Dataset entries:
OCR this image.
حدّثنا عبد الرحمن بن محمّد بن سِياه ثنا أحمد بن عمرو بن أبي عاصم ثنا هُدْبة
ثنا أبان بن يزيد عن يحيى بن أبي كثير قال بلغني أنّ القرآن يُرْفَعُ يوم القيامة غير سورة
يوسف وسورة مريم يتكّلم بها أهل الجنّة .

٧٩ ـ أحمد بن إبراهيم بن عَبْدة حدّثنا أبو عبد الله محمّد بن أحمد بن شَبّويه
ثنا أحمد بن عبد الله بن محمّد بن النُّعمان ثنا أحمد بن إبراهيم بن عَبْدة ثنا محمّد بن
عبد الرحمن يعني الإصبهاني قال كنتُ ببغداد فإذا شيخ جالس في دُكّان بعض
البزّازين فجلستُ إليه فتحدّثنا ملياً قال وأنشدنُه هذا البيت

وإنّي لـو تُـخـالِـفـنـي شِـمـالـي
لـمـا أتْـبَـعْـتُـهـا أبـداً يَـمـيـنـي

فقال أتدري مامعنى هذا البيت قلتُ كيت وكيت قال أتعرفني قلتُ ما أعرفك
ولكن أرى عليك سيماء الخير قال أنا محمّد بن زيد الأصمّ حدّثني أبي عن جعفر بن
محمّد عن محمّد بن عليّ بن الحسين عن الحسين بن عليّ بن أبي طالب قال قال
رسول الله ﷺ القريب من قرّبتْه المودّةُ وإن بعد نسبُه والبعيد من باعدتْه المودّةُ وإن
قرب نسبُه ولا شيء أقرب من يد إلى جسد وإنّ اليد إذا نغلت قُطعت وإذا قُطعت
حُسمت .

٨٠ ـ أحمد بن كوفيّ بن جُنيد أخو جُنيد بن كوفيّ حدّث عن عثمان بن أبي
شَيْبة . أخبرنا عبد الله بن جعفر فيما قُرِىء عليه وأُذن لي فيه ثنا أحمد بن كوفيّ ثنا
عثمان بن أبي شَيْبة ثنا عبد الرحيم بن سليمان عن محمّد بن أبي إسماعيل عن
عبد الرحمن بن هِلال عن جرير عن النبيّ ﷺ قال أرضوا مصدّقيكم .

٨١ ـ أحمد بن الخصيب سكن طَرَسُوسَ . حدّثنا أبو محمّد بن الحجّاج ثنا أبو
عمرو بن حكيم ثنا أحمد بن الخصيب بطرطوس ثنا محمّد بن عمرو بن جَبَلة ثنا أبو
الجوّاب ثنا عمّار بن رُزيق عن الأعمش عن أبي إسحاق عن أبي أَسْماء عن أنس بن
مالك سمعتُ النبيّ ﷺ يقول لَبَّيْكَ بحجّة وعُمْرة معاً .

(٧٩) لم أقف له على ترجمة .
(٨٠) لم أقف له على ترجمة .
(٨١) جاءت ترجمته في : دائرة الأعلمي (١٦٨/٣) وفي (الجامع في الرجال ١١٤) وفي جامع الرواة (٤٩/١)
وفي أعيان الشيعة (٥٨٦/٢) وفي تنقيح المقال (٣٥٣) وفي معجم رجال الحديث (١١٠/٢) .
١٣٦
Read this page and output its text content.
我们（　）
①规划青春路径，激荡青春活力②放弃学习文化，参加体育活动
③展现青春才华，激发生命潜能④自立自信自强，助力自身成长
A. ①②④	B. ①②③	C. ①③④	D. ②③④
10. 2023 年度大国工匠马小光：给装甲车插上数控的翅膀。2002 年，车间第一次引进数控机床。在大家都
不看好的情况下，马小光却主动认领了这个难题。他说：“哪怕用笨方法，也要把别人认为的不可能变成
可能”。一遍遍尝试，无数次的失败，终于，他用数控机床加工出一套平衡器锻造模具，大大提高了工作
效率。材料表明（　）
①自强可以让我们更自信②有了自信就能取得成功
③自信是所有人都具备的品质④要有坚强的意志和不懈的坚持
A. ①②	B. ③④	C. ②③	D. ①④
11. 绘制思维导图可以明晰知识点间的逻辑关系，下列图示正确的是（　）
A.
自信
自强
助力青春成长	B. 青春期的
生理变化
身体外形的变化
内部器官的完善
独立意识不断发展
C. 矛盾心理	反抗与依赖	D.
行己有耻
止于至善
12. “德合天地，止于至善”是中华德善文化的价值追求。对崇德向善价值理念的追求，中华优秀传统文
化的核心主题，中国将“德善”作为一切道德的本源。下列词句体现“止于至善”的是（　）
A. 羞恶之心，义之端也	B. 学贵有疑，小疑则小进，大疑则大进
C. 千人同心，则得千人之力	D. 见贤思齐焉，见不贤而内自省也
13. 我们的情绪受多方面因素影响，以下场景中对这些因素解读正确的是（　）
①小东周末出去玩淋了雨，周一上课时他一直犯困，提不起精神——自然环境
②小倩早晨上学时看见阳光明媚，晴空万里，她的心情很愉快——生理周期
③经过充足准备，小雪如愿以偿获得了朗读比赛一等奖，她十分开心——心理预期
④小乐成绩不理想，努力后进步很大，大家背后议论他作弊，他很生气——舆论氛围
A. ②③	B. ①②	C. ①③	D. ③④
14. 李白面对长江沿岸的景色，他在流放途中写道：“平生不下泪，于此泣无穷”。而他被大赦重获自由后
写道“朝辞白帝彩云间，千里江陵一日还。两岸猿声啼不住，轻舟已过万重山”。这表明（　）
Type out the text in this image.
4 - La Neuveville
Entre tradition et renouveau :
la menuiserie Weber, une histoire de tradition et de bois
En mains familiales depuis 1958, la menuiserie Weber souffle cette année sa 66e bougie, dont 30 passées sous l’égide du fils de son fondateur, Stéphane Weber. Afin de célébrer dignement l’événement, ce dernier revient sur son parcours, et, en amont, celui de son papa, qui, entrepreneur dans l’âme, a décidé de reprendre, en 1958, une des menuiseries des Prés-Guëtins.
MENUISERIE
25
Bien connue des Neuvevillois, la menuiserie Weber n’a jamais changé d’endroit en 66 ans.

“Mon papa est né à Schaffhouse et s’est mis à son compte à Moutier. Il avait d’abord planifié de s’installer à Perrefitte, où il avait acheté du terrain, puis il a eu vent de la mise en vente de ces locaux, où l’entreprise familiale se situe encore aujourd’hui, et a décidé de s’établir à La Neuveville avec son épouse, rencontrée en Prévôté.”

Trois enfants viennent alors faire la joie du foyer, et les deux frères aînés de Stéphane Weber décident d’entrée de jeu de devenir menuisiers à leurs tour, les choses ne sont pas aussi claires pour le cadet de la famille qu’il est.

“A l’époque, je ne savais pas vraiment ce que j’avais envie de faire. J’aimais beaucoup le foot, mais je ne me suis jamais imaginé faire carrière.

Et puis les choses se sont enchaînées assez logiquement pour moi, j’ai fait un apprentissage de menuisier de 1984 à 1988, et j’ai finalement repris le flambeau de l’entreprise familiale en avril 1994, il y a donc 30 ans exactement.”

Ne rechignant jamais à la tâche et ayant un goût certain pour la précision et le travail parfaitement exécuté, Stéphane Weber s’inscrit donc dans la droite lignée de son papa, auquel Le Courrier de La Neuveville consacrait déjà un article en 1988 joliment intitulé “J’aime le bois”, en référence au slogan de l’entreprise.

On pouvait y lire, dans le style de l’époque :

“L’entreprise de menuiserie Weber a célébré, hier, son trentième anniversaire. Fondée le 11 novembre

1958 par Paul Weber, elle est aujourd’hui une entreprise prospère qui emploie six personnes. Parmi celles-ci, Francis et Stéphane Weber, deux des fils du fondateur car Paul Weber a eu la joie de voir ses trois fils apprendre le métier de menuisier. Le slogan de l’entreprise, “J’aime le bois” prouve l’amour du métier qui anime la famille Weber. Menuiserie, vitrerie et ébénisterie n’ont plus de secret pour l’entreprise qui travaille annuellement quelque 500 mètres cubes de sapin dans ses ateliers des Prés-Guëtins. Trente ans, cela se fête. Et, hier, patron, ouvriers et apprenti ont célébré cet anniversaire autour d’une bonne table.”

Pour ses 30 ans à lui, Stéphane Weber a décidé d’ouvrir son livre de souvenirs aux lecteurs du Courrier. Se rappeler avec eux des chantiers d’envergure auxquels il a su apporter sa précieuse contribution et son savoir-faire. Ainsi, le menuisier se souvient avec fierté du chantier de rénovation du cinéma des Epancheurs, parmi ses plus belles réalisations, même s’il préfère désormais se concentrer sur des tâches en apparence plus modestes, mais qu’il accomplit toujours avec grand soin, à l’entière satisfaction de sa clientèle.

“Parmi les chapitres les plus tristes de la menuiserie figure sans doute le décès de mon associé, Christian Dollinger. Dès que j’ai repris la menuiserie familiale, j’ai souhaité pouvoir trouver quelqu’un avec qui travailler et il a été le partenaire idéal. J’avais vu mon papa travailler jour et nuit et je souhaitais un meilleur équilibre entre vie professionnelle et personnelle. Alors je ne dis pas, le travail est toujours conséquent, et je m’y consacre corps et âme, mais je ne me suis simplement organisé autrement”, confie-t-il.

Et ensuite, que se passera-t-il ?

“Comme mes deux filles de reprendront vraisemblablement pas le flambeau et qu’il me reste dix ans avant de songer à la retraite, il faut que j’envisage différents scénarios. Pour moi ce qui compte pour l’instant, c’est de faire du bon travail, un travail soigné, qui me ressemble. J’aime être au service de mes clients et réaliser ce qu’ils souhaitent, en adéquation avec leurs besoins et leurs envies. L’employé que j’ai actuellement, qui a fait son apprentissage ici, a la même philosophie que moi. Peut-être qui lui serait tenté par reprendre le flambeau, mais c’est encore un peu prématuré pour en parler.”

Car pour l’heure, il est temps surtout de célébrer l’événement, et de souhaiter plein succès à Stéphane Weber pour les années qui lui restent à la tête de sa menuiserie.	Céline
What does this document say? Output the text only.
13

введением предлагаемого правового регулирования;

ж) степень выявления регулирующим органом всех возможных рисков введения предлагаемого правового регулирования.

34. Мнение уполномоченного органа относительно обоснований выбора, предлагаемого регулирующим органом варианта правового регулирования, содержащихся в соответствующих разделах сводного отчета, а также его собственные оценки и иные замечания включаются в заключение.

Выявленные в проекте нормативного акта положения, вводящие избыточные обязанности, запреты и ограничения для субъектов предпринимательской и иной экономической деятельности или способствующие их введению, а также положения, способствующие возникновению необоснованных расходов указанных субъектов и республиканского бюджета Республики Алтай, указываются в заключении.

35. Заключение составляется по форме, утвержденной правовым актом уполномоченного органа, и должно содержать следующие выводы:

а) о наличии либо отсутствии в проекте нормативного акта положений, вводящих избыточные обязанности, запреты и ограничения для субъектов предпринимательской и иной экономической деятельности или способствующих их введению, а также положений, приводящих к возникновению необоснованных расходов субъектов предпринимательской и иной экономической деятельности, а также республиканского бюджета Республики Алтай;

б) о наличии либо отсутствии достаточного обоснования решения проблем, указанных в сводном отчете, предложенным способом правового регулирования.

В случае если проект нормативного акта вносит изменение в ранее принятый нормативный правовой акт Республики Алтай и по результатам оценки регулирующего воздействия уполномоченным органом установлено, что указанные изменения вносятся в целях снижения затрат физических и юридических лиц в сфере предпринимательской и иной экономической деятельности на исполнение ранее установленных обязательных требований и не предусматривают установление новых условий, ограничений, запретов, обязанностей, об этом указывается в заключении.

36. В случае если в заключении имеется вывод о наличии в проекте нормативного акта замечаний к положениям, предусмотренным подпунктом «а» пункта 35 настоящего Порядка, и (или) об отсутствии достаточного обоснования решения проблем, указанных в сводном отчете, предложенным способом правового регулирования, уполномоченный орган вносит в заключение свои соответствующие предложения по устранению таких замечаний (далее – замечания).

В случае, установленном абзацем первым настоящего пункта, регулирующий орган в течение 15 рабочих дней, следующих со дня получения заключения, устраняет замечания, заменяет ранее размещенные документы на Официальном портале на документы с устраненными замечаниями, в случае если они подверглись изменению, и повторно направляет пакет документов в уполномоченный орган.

## Written instruction
Collect, from the material above, every line containing the word "الخصيب".

## Written response
٨١ ـ أحمد بن الخصيب سكن طَرَسُوسَ . حدّثنا أبو محمّد بن الحجّاج ثنا أبو
عمرو بن حكيم ثنا أحمد بن الخصيب بطرطوس ثنا محمّد بن عمرو بن جَبَلة ثنا أبو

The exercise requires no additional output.